Такую же смелость и даже резкость в литературных суждениях проявил Гоголь и в своей статье «О движении журнальной литературы в 1834 и 1835 гг.» (1836), которую Пушкин – с большими оговорками и выпусками – поместил в своем «Современнике».
Гоголь состоял сотрудником «Современника» не только по беллетристическому его отделу, но и по отделу литературной критики. Мелкие рецензии, которые он поставлял в этот журнал, не представляют интереса [105] , но статья «О движении журнальной литературы» для своего времени – явление замечательное. Вместе со статьями Белинского тех годов она – самое серьезное рассуждение на тему о нуждах нашей критики и о причинах ее упадка. Недаром Гоголь в этой статье говорил с похвалой о Белинском и признавал в нем «вкус, хотя не образовавшийся, молодой и опрометчивый, но служащий порукою за будущее развитие, потому что он основан на чувстве и душевном убеждении» [106] .
105
Любопытен только отзыв о книге «Обозрение сельского хозяйства удельных имений в 1832 и 1833 годах». Гоголь касается в этой рецензии крестьянского вопроса, который он почти обошел в своих литературных произведениях и на котором остановился лишь позднее в своей «Переписке». Взгляд Гоголя на крестьянскую жизнь в 1836 году очень характерен: он показывает, как неопределенно наш писатель об этом вопросе думал. Выпишем из этой рецензии несколько руководящих мыслей, и мы увидим, как сентиментальное отношение Гоголя к действительности исказило правильное ее понимание, несмотря на то, что сущность вопроса была все-таки уловлена критиком. «Что такое русский крестьянин? – спрашивает наш автор. – Он раскинут или, лучше сказать, рассеян, как семена, по обширному полю, из которого будет густой хлеб, но только нескоро. Он живет уединенно в деревнях, отделенных большими пространствами. Лишенный живого быстрого сообщения, он еще довольно груб, мало развит и имеет самые бедные потребности. Возьмите жизнь земледельца – скверна и вредна. У него пища однообразна: ржаной хлеб и щи, – одни и те же щи, которые он ест каждый день. Возле дома его нет даже огорода. У него нет никакой потребности наслаждения. Он способен переменить свою жизнь, но только когда вокруг его явятся улучшения, а побывав в городе, русский поселянин уже бросает земледелие и делается промышленником… с помощью живости и сметливости он в непродолжительное время делается богачом (?). Таким образом, русский мужик делается решительно гражданином (?) всей Руси, не укрепляясь ни в каком месте… Во всяком случае правительство действует, руководимое глубокой мудростью, оно обращает преимущественное внимание на земледелие (?). Земледелец – добрый, крепкий корень государства в политическом и нравственном отношении. Купец – человек продажный; всякий промышленник – человек подвижный: сегодня здесь, завтра там; но земледельчество – неподвижный элемент государства». (Сочинения Н. В. Гоголя. 10-е изд. Т. VI, с. 363–364).

────────────────────

Задание 1
Определите, согласуются ли с текстом о Гоголе утверждения (а), (б) и (в), и для каждого ответьте «да» или «нет», дословно приведя решающие слова текста: (а) Пушкин поместил статью «О движении журнальной литературы в 1834 и 1835 гг.» в «Современнике» без оговорок и выпусков; (б) в этой статье Гоголь отзывался о Белинском с похвалой; (в) мелкие рецензии Гоголя для «Современника» представляют большой интерес.
Задание 2
Продолжите текст о Гоголе, начав сразу после его последнего предложения.
Строки, приведенные после текста, здесь не используются.

────────────────────

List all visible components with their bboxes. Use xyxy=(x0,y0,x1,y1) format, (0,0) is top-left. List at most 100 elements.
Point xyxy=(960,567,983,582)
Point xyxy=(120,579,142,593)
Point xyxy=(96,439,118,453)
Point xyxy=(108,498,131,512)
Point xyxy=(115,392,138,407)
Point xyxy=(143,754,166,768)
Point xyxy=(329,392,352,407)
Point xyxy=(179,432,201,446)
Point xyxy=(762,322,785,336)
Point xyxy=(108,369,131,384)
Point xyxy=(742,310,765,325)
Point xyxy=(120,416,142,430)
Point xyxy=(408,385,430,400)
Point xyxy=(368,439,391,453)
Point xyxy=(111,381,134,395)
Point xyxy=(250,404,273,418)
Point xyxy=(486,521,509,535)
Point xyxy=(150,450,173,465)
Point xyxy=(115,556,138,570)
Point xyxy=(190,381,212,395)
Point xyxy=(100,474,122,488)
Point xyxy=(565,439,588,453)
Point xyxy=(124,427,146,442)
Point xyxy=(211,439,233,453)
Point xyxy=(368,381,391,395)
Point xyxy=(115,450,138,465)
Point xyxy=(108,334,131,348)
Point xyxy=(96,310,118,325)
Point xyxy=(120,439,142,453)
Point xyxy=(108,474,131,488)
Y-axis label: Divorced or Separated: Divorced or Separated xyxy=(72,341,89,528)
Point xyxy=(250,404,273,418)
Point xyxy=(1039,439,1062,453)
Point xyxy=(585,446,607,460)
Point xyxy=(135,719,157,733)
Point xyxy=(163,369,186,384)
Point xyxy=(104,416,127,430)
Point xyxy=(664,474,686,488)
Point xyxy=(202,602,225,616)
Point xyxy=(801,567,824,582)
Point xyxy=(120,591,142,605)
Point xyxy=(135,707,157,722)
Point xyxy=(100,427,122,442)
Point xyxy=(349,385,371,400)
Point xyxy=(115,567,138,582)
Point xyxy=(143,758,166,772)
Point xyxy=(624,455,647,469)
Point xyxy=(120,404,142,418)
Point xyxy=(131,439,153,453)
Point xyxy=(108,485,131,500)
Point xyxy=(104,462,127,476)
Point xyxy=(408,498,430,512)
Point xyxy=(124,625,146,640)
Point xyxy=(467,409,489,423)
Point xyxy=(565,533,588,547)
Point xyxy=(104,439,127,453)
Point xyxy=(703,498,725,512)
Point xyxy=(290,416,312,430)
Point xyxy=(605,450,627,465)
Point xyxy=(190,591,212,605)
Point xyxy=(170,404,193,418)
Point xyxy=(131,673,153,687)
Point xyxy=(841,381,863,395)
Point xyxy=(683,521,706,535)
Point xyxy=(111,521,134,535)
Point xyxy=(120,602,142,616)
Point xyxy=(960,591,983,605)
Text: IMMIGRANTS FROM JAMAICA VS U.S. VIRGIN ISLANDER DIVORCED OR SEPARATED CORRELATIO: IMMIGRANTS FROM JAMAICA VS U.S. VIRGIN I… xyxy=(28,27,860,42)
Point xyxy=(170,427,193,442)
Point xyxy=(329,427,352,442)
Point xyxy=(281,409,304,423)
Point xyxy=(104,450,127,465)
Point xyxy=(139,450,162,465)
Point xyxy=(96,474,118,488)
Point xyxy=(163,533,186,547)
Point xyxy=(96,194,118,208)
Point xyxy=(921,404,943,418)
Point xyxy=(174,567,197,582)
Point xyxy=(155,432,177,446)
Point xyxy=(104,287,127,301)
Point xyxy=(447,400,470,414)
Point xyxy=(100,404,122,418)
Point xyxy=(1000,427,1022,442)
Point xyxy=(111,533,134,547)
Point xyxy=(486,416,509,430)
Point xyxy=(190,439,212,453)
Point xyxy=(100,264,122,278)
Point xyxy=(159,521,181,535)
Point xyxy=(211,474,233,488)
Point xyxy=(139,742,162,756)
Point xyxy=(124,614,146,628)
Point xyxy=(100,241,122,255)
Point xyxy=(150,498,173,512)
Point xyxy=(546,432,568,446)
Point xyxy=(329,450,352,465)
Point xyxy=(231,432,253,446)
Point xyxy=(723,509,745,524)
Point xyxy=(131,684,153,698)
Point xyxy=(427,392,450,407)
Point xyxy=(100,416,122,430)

────────────────────

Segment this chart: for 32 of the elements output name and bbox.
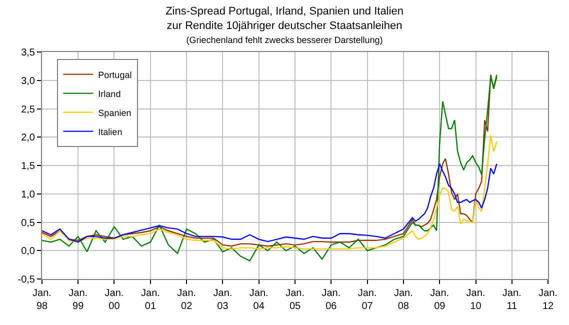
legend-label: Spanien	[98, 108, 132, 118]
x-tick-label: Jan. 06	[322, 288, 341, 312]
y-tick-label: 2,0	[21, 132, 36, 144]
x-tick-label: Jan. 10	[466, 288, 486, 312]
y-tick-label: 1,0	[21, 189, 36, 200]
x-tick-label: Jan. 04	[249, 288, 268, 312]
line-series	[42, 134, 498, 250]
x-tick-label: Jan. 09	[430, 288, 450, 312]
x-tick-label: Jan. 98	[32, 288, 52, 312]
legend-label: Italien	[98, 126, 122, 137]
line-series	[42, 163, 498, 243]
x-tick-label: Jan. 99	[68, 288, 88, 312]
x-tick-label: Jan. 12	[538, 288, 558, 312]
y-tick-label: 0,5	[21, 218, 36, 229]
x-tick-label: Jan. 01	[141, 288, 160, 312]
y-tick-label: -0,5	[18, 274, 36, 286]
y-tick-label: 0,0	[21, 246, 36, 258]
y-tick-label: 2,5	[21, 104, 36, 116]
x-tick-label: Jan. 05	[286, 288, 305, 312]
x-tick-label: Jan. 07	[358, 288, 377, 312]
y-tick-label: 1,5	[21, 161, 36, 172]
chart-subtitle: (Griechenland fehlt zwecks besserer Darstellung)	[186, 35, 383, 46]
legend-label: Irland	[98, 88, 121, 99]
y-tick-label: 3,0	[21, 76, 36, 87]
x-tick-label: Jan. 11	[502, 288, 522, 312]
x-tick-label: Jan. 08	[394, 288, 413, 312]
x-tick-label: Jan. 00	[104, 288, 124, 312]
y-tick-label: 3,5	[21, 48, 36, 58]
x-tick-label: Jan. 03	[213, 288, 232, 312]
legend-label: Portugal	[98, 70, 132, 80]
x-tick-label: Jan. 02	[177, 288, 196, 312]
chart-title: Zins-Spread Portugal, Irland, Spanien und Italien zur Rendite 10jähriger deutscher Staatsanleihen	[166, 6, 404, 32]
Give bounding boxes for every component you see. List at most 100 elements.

────────────────────

Ответ 1
(а) Нет: «с большими оговорками и выпусками».
(б) Да: «Недаром Гоголь в этой статье говорил с похвалой о Белинском».
(в) Нет: «Мелкие рецензии, которые он поставлял в этот журнал, не представляют интереса».

Ответ 2
106
Этот отзыв о Белинском не попал на страницы «Современника» и сохранился в рукописи.
Статья Гоголя – целый обвинительный акт против текущей русской журналистики 1834 и 1835 годов. Автор открыто утверждает, что у нас нет настоящей критики, как сами критики говорили, что у нас нет настоящей литературы. Критики нет потому, что нет серьезного взгляда на дело; в судьях нет ни философских принципов, ни эстетического вкуса, ни даже широкого интереса. Люди действительно образованные и эстетически развитые в роли критиков не выступают и представляют эту важнейшую область словесности людям малоподготовленным, а эти, со своей стороны, не считают свое дело важным и принимаются за него без благоговения и размышления и не имеют в виду возвышенно образованных читателей. Расхваливают они без всякого разбора и ругаются также совершенно безотчетно. Наши критики отличаются, кроме того, литературным безверием и литературным невежеством; они не знакомы с историей нашей словесности и не имеют исторического взгляда. Имена писателей, уже упрочивших свою славу, и писателей, еще требующих ее, сделались совершенной игрушкой в руках этих судей. У всех у них отсутствует чистое эстетическое наслаждение и вкус; их суждения не носят признаков понимания и не истекают из глубины признательной, растроганной души. Слог их мертвяще холоден; в мыслях одна мелочность и мелочное щегольство. Таковы отличительные черты критических суждений большинства наших литературных судей. Есть, конечно, исключения, но их очень мало.